* Written request
Check every line of the material below for the string "icon", and return the ones that have it.

───── Records for the exercise

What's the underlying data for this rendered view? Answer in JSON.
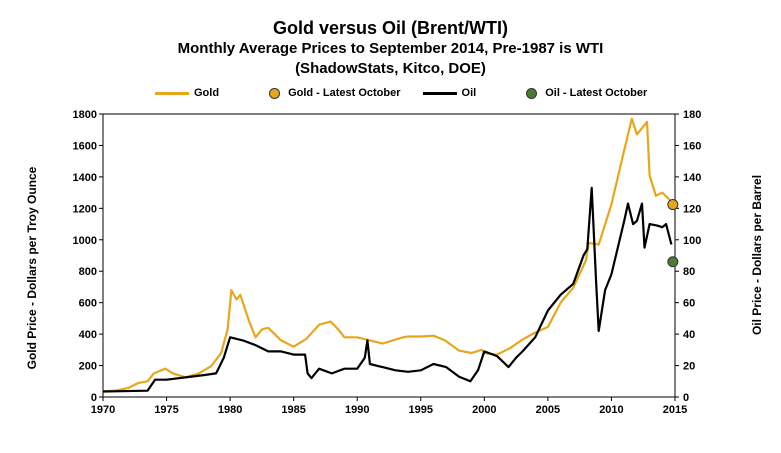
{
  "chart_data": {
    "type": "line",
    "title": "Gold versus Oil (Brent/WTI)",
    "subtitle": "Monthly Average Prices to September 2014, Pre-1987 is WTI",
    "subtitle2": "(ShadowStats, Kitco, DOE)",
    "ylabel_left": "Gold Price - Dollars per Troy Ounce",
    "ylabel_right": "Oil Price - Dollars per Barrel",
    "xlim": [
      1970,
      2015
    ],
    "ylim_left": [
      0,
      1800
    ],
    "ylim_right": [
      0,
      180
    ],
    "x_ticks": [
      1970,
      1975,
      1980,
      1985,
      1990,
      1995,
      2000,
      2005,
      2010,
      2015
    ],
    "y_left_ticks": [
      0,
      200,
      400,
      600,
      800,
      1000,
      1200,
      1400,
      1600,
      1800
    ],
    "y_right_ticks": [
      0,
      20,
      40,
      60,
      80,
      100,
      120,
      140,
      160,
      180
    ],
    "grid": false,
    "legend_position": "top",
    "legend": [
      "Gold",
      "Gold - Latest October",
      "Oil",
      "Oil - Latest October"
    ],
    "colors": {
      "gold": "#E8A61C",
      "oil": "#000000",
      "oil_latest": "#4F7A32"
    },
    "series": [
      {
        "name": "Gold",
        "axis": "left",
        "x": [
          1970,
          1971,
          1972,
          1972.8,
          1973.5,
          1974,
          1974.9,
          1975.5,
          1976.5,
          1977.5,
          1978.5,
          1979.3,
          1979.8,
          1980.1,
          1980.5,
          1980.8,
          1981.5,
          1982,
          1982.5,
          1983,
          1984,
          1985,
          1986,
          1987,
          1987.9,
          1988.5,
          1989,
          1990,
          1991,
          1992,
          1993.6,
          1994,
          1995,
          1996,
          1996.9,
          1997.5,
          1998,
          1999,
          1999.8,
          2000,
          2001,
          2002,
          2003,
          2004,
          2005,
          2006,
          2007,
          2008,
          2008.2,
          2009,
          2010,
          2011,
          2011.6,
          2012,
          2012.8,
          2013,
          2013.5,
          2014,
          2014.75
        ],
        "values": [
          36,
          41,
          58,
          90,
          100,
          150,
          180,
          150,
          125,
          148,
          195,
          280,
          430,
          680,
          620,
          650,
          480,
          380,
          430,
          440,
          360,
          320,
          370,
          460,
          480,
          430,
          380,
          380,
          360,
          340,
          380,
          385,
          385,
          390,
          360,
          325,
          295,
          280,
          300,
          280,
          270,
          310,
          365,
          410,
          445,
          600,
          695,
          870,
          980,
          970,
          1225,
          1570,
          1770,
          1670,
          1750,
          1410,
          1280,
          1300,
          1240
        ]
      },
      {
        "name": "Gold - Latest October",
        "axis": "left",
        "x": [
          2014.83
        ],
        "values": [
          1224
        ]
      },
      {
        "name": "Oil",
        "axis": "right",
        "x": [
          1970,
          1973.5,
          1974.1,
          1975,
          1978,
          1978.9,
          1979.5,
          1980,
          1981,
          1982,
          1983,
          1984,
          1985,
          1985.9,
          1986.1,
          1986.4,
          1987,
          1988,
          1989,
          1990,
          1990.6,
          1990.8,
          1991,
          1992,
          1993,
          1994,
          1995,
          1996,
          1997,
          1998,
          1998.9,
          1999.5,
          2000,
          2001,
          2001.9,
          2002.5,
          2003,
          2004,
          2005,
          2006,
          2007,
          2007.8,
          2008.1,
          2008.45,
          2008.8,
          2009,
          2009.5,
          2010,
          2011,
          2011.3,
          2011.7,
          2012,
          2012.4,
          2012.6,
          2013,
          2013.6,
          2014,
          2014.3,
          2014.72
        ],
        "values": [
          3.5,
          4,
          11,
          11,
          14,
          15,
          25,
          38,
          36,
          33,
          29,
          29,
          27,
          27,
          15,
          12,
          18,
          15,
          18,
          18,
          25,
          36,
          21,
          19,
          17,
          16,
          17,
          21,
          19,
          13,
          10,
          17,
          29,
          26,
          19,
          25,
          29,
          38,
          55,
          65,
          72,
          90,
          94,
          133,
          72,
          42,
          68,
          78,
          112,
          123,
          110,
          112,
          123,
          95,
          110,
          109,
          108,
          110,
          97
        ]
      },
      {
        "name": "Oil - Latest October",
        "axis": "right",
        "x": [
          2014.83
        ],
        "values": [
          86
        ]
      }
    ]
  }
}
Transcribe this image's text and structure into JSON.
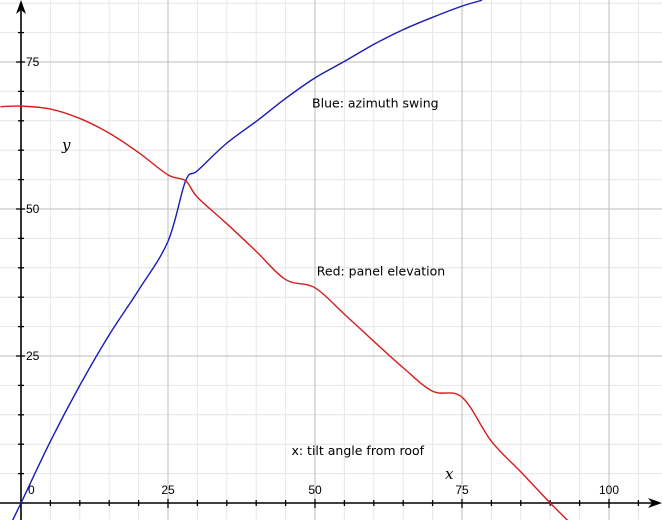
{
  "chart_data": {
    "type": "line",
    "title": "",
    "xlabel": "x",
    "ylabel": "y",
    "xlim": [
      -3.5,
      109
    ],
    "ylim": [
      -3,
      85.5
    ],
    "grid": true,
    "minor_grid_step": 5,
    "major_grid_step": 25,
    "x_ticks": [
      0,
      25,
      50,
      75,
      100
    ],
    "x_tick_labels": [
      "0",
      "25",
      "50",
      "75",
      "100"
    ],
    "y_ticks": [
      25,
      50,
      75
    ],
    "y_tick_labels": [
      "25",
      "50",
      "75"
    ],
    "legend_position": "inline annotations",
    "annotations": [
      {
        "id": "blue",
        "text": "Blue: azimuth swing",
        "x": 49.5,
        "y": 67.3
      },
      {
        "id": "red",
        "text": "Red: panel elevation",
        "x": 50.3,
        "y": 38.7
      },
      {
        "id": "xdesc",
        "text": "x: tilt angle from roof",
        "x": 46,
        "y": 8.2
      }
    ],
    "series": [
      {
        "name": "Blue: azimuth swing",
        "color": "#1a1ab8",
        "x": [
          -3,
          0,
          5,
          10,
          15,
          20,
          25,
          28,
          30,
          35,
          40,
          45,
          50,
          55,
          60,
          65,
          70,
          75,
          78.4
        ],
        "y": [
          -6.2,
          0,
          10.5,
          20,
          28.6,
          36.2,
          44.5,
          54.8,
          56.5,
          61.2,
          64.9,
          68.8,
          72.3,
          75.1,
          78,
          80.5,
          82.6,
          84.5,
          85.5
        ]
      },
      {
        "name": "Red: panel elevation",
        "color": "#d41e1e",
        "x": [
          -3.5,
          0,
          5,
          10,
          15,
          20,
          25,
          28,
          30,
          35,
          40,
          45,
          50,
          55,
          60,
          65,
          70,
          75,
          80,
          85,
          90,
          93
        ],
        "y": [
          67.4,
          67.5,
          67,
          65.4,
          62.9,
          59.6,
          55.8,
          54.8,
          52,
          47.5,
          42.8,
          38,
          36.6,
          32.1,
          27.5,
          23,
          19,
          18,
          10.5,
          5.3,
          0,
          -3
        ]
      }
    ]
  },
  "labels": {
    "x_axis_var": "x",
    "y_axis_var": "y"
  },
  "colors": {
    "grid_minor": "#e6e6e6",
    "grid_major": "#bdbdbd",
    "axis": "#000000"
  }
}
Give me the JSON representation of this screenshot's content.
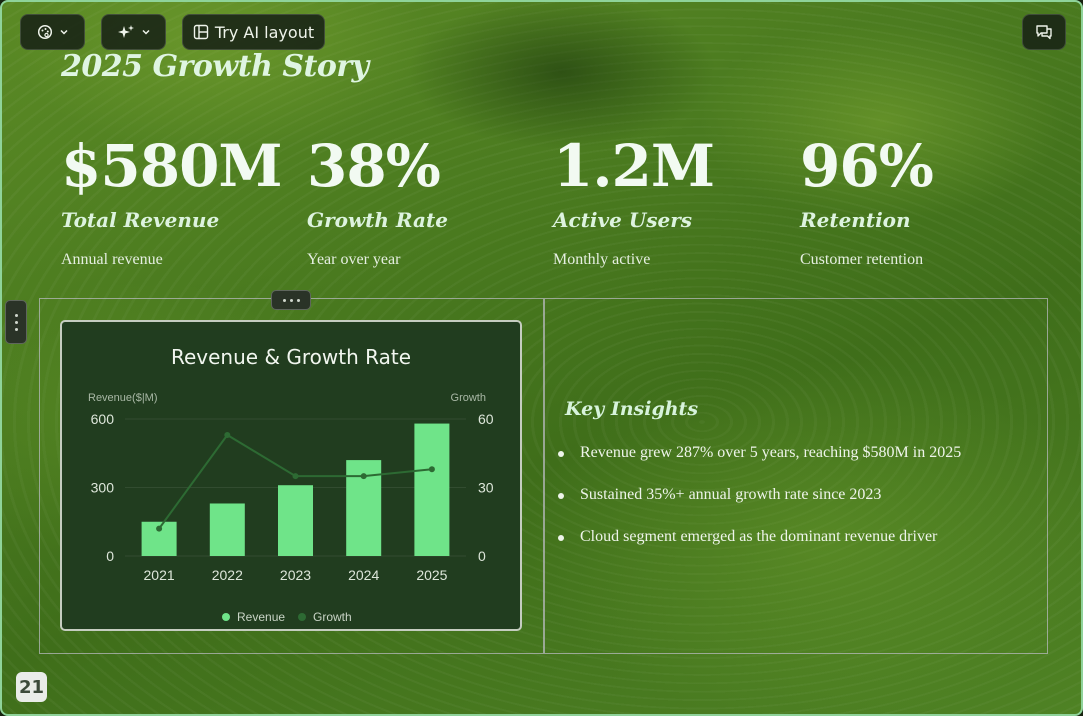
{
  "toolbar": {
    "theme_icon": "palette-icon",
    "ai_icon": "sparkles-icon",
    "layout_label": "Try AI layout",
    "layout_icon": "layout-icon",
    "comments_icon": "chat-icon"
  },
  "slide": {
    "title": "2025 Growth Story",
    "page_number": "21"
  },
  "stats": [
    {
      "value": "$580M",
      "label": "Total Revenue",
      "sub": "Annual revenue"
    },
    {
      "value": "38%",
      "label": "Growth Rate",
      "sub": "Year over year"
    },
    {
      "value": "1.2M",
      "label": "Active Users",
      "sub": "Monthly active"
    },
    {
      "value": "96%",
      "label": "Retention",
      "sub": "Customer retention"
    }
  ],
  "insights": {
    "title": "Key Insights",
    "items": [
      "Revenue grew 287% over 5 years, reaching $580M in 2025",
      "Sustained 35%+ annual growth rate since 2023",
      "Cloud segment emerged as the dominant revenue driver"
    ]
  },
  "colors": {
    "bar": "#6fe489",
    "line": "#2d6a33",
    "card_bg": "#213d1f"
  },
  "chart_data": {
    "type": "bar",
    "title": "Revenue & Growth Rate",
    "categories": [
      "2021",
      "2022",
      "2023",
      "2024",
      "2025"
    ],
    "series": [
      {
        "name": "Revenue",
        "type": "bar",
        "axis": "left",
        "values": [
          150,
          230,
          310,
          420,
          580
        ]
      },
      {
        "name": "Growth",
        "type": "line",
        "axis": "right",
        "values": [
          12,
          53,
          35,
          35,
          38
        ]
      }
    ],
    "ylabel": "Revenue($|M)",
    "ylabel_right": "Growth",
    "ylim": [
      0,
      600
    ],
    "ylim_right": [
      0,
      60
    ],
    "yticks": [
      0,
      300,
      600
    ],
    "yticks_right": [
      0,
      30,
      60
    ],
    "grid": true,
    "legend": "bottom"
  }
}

──────────

* Correct answer
    "theme_icon": "palette-icon",
    "ai_icon": "sparkles-icon",
    "layout_icon": "layout-icon",
    "comments_icon": "chat-icon"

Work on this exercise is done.